--- start of PROVIDED INFORMATION ---

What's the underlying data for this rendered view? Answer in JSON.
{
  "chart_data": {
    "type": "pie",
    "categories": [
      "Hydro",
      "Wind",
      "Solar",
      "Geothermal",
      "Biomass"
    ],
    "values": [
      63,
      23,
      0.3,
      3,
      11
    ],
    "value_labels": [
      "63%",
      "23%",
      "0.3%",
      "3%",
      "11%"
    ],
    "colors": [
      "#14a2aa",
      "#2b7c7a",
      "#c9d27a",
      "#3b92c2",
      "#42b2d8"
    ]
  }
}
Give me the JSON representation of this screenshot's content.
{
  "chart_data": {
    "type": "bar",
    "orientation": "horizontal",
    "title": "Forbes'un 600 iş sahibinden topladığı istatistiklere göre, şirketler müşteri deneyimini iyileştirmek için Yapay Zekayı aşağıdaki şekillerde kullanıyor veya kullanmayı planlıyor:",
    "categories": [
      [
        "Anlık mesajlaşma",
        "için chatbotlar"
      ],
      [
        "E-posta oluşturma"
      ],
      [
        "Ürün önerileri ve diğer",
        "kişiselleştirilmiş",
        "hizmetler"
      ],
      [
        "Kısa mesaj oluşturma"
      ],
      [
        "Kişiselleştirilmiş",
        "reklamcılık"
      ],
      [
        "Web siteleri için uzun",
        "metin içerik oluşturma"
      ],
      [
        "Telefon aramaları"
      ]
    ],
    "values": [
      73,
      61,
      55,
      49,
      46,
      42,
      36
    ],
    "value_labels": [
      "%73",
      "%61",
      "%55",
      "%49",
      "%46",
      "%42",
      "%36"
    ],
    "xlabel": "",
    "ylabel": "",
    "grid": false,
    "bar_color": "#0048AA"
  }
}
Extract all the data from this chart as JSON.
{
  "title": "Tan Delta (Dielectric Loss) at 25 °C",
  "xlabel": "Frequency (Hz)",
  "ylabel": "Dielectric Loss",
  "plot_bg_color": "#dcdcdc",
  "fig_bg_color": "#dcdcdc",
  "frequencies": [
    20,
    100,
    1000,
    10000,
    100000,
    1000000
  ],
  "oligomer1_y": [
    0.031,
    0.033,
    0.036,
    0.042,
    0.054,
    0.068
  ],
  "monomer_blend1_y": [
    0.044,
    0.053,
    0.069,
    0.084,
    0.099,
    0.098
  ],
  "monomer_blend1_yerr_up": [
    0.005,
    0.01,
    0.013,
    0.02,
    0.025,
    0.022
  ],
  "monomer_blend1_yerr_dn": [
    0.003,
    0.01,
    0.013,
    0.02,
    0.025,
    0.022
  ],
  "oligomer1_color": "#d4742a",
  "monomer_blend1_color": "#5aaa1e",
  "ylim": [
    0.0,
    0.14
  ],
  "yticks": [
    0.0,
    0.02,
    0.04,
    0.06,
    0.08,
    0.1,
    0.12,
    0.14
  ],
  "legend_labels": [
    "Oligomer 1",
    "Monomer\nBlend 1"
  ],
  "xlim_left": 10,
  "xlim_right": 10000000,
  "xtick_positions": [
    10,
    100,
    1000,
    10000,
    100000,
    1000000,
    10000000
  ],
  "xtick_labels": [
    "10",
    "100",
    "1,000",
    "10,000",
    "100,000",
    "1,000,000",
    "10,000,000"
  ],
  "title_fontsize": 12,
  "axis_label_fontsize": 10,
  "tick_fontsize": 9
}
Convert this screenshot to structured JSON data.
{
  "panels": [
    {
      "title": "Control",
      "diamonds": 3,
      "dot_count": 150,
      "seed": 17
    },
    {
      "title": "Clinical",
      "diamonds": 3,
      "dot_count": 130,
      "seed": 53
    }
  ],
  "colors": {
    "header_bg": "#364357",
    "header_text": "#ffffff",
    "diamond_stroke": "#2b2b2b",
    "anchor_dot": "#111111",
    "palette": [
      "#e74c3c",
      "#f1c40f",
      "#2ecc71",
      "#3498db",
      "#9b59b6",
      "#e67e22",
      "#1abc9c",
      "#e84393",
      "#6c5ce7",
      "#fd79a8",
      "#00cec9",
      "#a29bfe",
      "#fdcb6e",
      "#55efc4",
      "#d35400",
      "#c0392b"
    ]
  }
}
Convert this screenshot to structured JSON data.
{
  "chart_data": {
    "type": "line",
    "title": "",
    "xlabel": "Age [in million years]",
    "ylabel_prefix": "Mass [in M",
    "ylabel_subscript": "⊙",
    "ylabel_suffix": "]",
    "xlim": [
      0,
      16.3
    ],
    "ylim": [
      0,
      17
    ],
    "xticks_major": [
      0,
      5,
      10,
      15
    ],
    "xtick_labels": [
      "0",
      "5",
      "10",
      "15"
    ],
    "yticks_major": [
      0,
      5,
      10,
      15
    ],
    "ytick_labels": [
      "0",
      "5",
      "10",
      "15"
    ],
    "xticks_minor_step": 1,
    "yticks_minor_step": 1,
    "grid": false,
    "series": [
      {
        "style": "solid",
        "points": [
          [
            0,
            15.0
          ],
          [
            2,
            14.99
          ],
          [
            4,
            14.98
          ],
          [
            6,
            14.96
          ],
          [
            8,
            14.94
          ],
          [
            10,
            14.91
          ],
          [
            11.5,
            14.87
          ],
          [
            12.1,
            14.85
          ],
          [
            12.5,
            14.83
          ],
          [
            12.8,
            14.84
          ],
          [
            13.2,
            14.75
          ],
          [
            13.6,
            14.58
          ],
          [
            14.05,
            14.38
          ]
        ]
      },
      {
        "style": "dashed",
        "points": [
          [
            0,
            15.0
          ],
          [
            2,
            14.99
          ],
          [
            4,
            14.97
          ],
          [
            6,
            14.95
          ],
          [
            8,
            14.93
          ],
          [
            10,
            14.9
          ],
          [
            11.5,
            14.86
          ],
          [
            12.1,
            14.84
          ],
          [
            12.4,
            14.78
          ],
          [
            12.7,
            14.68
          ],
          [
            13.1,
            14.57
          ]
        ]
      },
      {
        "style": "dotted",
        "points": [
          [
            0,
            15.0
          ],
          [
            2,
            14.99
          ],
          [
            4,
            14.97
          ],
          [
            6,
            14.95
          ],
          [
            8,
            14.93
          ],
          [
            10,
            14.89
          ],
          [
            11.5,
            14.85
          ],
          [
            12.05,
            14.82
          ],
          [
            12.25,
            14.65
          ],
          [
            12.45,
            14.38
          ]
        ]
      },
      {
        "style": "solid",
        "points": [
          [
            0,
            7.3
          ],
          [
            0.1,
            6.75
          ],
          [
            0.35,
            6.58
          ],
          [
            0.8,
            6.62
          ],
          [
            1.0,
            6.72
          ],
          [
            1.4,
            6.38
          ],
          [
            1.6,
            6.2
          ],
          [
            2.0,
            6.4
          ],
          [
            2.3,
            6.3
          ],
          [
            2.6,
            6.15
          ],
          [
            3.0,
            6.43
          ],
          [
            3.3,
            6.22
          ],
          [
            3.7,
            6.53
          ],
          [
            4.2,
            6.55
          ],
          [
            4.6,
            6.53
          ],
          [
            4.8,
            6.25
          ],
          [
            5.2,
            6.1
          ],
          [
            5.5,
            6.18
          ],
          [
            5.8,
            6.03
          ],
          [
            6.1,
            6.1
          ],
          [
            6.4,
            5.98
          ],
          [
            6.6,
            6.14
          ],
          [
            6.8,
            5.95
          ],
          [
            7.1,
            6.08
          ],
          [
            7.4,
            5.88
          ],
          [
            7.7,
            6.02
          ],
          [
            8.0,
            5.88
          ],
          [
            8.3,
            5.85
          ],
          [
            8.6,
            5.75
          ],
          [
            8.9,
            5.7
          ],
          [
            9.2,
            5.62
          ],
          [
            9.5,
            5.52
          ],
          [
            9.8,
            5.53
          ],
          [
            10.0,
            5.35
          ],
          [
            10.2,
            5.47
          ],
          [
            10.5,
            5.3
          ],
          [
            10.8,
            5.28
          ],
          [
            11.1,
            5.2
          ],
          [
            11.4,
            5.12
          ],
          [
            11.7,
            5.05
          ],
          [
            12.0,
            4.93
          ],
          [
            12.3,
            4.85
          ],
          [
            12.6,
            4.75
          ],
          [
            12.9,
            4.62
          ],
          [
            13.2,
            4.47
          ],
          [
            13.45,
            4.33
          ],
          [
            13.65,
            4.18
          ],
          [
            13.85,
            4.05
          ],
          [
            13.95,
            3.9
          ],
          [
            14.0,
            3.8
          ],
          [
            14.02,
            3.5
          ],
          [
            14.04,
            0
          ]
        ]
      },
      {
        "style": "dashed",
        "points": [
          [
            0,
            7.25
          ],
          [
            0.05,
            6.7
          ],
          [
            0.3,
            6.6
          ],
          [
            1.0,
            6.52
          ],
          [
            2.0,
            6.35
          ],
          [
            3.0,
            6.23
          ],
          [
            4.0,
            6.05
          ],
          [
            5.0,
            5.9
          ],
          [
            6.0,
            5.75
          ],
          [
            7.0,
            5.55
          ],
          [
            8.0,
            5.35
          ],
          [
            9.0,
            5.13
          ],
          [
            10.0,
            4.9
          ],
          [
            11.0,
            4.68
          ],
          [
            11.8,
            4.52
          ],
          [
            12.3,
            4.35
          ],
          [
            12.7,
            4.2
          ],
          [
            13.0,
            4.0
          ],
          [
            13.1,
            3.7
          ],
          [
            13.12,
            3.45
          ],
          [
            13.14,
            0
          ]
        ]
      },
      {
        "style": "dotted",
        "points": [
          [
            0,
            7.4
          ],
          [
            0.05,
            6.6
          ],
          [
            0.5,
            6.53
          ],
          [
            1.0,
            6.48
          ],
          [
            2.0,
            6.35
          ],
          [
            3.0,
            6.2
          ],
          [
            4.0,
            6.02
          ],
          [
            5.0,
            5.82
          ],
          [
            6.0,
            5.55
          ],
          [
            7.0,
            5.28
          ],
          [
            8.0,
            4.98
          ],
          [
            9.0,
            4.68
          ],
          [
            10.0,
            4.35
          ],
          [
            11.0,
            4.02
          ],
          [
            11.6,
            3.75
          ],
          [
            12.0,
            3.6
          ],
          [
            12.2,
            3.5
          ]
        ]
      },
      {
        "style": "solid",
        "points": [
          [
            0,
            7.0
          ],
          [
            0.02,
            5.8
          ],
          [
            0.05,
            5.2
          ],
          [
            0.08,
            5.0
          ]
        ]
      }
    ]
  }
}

--- end of PROVIDED INFORMATION ---

_PROMPT_: Copy out every line holding the string "Loss".

_TASK ANSWER_:
  "title": "Tan Delta (Dielectric Loss) at 25 °C",
  "ylabel": "Dielectric Loss",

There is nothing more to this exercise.